• [What you should do]
Transcribe all the records with complete accuracy.

### Supplied material ###

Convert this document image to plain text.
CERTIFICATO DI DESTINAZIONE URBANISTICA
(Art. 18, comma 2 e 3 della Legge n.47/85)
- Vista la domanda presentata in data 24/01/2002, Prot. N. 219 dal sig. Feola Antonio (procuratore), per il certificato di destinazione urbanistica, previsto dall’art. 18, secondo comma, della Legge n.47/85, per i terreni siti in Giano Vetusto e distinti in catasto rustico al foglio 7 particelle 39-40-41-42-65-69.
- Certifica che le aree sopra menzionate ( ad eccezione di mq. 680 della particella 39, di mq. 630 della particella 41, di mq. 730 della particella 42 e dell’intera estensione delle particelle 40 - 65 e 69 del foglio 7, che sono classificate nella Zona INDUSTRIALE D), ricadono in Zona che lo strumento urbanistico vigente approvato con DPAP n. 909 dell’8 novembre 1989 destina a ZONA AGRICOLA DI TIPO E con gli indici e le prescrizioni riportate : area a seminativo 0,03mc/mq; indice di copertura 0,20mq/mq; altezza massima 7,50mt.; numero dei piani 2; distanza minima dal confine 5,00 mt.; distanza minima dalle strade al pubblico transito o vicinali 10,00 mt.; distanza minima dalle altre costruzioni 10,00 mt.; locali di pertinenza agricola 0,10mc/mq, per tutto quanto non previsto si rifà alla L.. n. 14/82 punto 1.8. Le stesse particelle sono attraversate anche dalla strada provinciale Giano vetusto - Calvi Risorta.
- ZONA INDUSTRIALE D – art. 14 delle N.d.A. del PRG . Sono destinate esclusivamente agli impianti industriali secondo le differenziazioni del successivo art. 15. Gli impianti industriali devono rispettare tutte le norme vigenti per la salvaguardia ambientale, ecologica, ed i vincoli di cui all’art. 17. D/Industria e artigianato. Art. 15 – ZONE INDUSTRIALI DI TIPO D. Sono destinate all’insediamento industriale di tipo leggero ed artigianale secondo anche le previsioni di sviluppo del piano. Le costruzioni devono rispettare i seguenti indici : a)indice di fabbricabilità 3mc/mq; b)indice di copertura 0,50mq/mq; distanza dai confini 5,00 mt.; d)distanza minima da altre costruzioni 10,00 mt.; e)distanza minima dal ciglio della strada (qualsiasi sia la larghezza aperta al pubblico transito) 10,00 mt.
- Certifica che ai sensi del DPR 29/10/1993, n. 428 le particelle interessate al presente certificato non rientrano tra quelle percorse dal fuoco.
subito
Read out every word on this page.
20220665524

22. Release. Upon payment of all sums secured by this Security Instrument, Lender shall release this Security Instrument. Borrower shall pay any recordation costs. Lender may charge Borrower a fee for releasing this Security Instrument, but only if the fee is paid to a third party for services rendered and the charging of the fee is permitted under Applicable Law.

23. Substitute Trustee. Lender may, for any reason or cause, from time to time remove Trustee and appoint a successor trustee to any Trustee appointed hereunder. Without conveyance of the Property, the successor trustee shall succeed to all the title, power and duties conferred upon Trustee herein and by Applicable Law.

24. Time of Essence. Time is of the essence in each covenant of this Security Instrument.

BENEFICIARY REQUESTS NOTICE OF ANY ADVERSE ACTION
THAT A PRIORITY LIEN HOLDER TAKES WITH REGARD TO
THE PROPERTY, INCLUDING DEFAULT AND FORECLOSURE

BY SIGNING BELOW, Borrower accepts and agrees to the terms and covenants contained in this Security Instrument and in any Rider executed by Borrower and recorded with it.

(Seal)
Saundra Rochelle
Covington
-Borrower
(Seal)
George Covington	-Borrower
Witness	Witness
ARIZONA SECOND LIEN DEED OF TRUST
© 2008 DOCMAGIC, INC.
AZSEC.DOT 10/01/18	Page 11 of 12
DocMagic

###

• [Complete output]
Convert this document image to plain text.
CERTIFICATO DI DESTINAZIONE URBANISTICA
(Art. 18, comma 2 e 3 della Legge n.47/85)
- Vista la domanda presentata in data 24/01/2002, Prot. N. 219 dal sig. Feola Antonio (procuratore), per il certificato di destinazione urbanistica, previsto dall’art. 18, secondo comma, della Legge n.47/85, per i terreni siti in Giano Vetusto e distinti in catasto rustico al foglio 7 particelle 39-40-41-42-65-69.
- Certifica che le aree sopra menzionate ( ad eccezione di mq. 680 della particella 39, di mq. 630 della particella 41, di mq. 730 della particella 42 e dell’intera estensione delle particelle 40 - 65 e 69 del foglio 7, che sono classificate nella Zona INDUSTRIALE D), ricadono in Zona che lo strumento urbanistico vigente approvato con DPAP n. 909 dell’8 novembre 1989 destina a ZONA AGRICOLA DI TIPO E con gli indici e le prescrizioni riportate : area a seminativo 0,03mc/mq; indice di copertura 0,20mq/mq; altezza massima 7,50mt.; numero dei piani 2; distanza minima dal confine 5,00 mt.; distanza minima dalle strade al pubblico transito o vicinali 10,00 mt.; distanza minima dalle altre costruzioni 10,00 mt.; locali di pertinenza agricola 0,10mc/mq, per tutto quanto non previsto si rifà alla L.. n. 14/82 punto 1.8. Le stesse particelle sono attraversate anche dalla strada provinciale Giano vetusto - Calvi Risorta.
- ZONA INDUSTRIALE D – art. 14 delle N.d.A. del PRG . Sono destinate esclusivamente agli impianti industriali secondo le differenziazioni del successivo art. 15. Gli impianti industriali devono rispettare tutte le norme vigenti per la salvaguardia ambientale, ecologica, ed i vincoli di cui all’art. 17. D/Industria e artigianato. Art. 15 – ZONE INDUSTRIALI DI TIPO D. Sono destinate all’insediamento industriale di tipo leggero ed artigianale secondo anche le previsioni di sviluppo del piano. Le costruzioni devono rispettare i seguenti indici : a)indice di fabbricabilità 3mc/mq; b)indice di copertura 0,50mq/mq; distanza dai confini 5,00 mt.; d)distanza minima da altre costruzioni 10,00 mt.; e)distanza minima dal ciglio della strada (qualsiasi sia la larghezza aperta al pubblico transito) 10,00 mt.
- Certifica che ai sensi del DPR 29/10/1993, n. 428 le particelle interessate al presente certificato non rientrano tra quelle percorse dal fuoco.
subito
Read out every word on this page.
20220665524

22. Release. Upon payment of all sums secured by this Security Instrument, Lender shall release this Security Instrument. Borrower shall pay any recordation costs. Lender may charge Borrower a fee for releasing this Security Instrument, but only if the fee is paid to a third party for services rendered and the charging of the fee is permitted under Applicable Law.

23. Substitute Trustee. Lender may, for any reason or cause, from time to time remove Trustee and appoint a successor trustee to any Trustee appointed hereunder. Without conveyance of the Property, the successor trustee shall succeed to all the title, power and duties conferred upon Trustee herein and by Applicable Law.

24. Time of Essence. Time is of the essence in each covenant of this Security Instrument.

BENEFICIARY REQUESTS NOTICE OF ANY ADVERSE ACTION
THAT A PRIORITY LIEN HOLDER TAKES WITH REGARD TO
THE PROPERTY, INCLUDING DEFAULT AND FORECLOSURE

BY SIGNING BELOW, Borrower accepts and agrees to the terms and covenants contained in this Security Instrument and in any Rider executed by Borrower and recorded with it.

(Seal)
Saundra Rochelle
Covington
-Borrower
(Seal)
George Covington	-Borrower
Witness	Witness
ARIZONA SECOND LIEN DEED OF TRUST
© 2008 DOCMAGIC, INC.
AZSEC.DOT 10/01/18	Page 11 of 12
DocMagic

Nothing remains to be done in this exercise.